» **Supplied records**
⁂
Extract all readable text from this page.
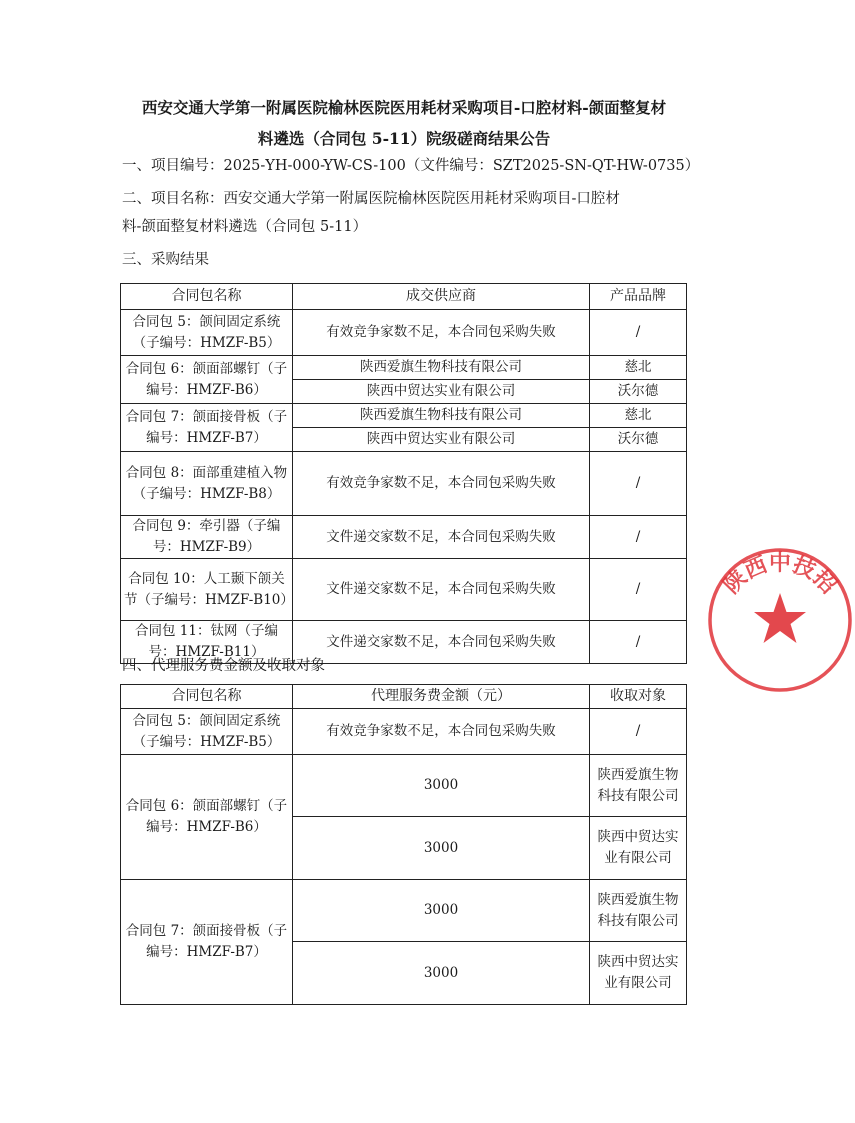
西安交通大学第一附属医院榆林医院医用耗材采购项目-口腔材料-颌面整复材
料遴选（合同包 5-11）院级磋商结果公告
一、项目编号：2025-YH-000-YW-CS-100（文件编号：SZT2025-SN-QT-HW-0735）
二、项目名称：西安交通大学第一附属医院榆林医院医用耗材采购项目-口腔材
料-颌面整复材料遴选（合同包 5-11）
三、采购结果
合同包名称	成交供应商	产品品牌
合同包 5：颌间固定系统（子编号：HMZF-B5）	有效竞争家数不足，本合同包采购失败	/
合同包 6：颌面部螺钉（子编号：HMZF-B6）	陕西爱旗生物科技有限公司	慈北
	陕西中贸达实业有限公司	沃尔德
合同包 7：颌面接骨板（子编号：HMZF-B7）	陕西爱旗生物科技有限公司	慈北
	陕西中贸达实业有限公司	沃尔德
合同包 8：面部重建植入物（子编号：HMZF-B8）	有效竞争家数不足，本合同包采购失败	/
合同包 9：牵引器（子编号：HMZF-B9）	文件递交家数不足，本合同包采购失败	/
合同包 10：人工颞下颌关节（子编号：HMZF-B10）	文件递交家数不足，本合同包采购失败	/
合同包 11：钛网（子编号：HMZF-B11）	文件递交家数不足，本合同包采购失败	/
四、代理服务费金额及收取对象
合同包名称	代理服务费金额（元）	收取对象
合同包 5：颌间固定系统（子编号：HMZF-B5）	有效竞争家数不足，本合同包采购失败	/
合同包 6：颌面部螺钉（子编号：HMZF-B6）	3000	陕西爱旗生物科技有限公司
	3000	陕西中贸达实业有限公司
合同包 7：颌面接骨板（子编号：HMZF-B7）	3000	陕西爱旗生物科技有限公司
	3000	陕西中贸达实业有限公司
陕西中技招
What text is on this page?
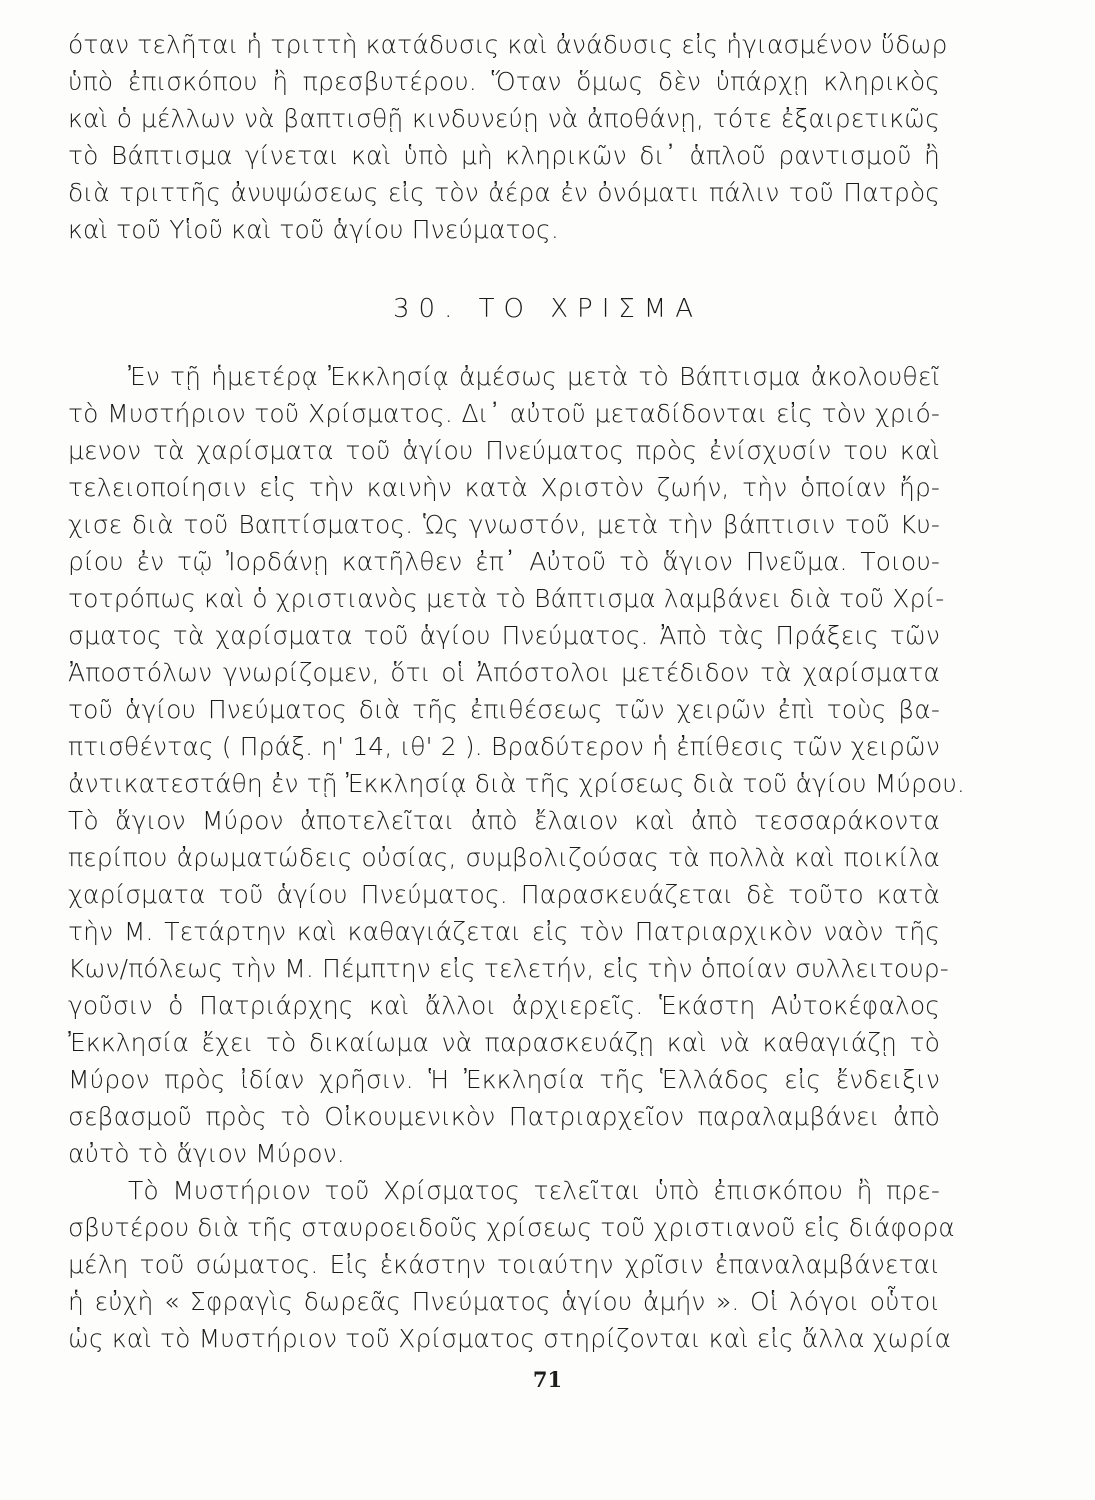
όταν τελῆται ἡ τριττὴ κατάδυσις καὶ ἀνάδυσις εἰς ἡγιασμένον ὕδωρ
ὑπὸ ἐπισκόπου ἢ πρεσβυτέρου. Ὅταν ὅμως δὲν ὑπάρχῃ κληρικὸς
καὶ ὁ μέλλων νὰ βαπτισθῇ κινδυνεύῃ νὰ ἀποθάνῃ, τότε ἐξαιρετικῶς
τὸ Βάπτισμα γίνεται καὶ ὑπὸ μὴ κληρικῶν δι᾿ ἁπλοῦ ραντισμοῦ ἢ
διὰ τριττῆς ἀνυψώσεως εἰς τὸν ἀέρα ἐν ὀνόματι πάλιν τοῦ Πατρὸς
καὶ τοῦ Υἱοῦ καὶ τοῦ ἁγίου Πνεύματος.
30. ΤΟ ΧΡΙΣΜΑ
Ἐν τῇ ἡμετέρᾳ Ἐκκλησίᾳ ἀμέσως μετὰ τὸ Βάπτισμα ἀκολουθεῖ
τὸ Μυστήριον τοῦ Χρίσματος. Δι᾿ αὐτοῦ μεταδίδονται εἰς τὸν χριό-
μενον τὰ χαρίσματα τοῦ ἁγίου Πνεύματος πρὸς ἐνίσχυσίν του καὶ
τελειοποίησιν εἰς τὴν καινὴν κατὰ Χριστὸν ζωήν, τὴν ὁποίαν ἤρ-
χισε διὰ τοῦ Βαπτίσματος. Ὡς γνωστόν, μετὰ τὴν βάπτισιν τοῦ Κυ-
ρίου ἐν τῷ Ἰορδάνῃ κατῆλθεν ἐπ᾿ Αὐτοῦ τὸ ἅγιον Πνεῦμα. Τοιου-
τοτρόπως καὶ ὁ χριστιανὸς μετὰ τὸ Βάπτισμα λαμβάνει διὰ τοῦ Χρί-
σματος τὰ χαρίσματα τοῦ ἁγίου Πνεύματος. Ἀπὸ τὰς Πράξεις τῶν
Ἀποστόλων γνωρίζομεν, ὅτι οἱ Ἀπόστολοι μετέδιδον τὰ χαρίσματα
τοῦ ἁγίου Πνεύματος διὰ τῆς ἐπιθέσεως τῶν χειρῶν ἐπὶ τοὺς βα-
πτισθέντας ( Πράξ. η' 14, ιθ' 2 ). Βραδύτερον ἡ ἐπίθεσις τῶν χειρῶν
ἀντικατεστάθη ἐν τῇ Ἐκκλησίᾳ διὰ τῆς χρίσεως διὰ τοῦ ἁγίου Μύρου.
Τὸ ἅγιον Μύρον ἀποτελεῖται ἀπὸ ἔλαιον καὶ ἀπὸ τεσσαράκοντα
περίπου ἀρωματώδεις οὐσίας, συμβολιζούσας τὰ πολλὰ καὶ ποικίλα
χαρίσματα τοῦ ἁγίου Πνεύματος. Παρασκευάζεται δὲ τοῦτο κατὰ
τὴν Μ. Τετάρτην καὶ καθαγιάζεται εἰς τὸν Πατριαρχικὸν ναὸν τῆς
Κων/πόλεως τὴν Μ. Πέμπτην εἰς τελετήν, εἰς τὴν ὁποίαν συλλειτουρ-
γοῦσιν ὁ Πατριάρχης καὶ ἄλλοι ἀρχιερεῖς. Ἑκάστη Αὐτοκέφαλος
Ἐκκλησία ἔχει τὸ δικαίωμα νὰ παρασκευάζῃ καὶ νὰ καθαγιάζῃ τὸ
Μύρον πρὸς ἰδίαν χρῆσιν. Ἡ Ἐκκλησία τῆς Ἑλλάδος εἰς ἔνδειξιν
σεβασμοῦ πρὸς τὸ Οἰκουμενικὸν Πατριαρχεῖον παραλαμβάνει ἀπὸ
αὐτὸ τὸ ἅγιον Μύρον.
Τὸ Μυστήριον τοῦ Χρίσματος τελεῖται ὑπὸ ἐπισκόπου ἢ πρε-
σβυτέρου διὰ τῆς σταυροειδοῦς χρίσεως τοῦ χριστιανοῦ εἰς διάφορα
μέλη τοῦ σώματος. Εἰς ἑκάστην τοιαύτην χρῖσιν ἐπαναλαμβάνεται
ἡ εὐχὴ « Σφραγὶς δωρεᾶς Πνεύματος ἁγίου ἀμήν ». Οἱ λόγοι οὗτοι
ὡς καὶ τὸ Μυστήριον τοῦ Χρίσματος στηρίζονται καὶ εἰς ἄλλα χωρία
71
⁂
» **The request**
Check each line of the data above for the word "χρίσεως" and say how many lines have it. Give the number alone.

» **Task solution**
2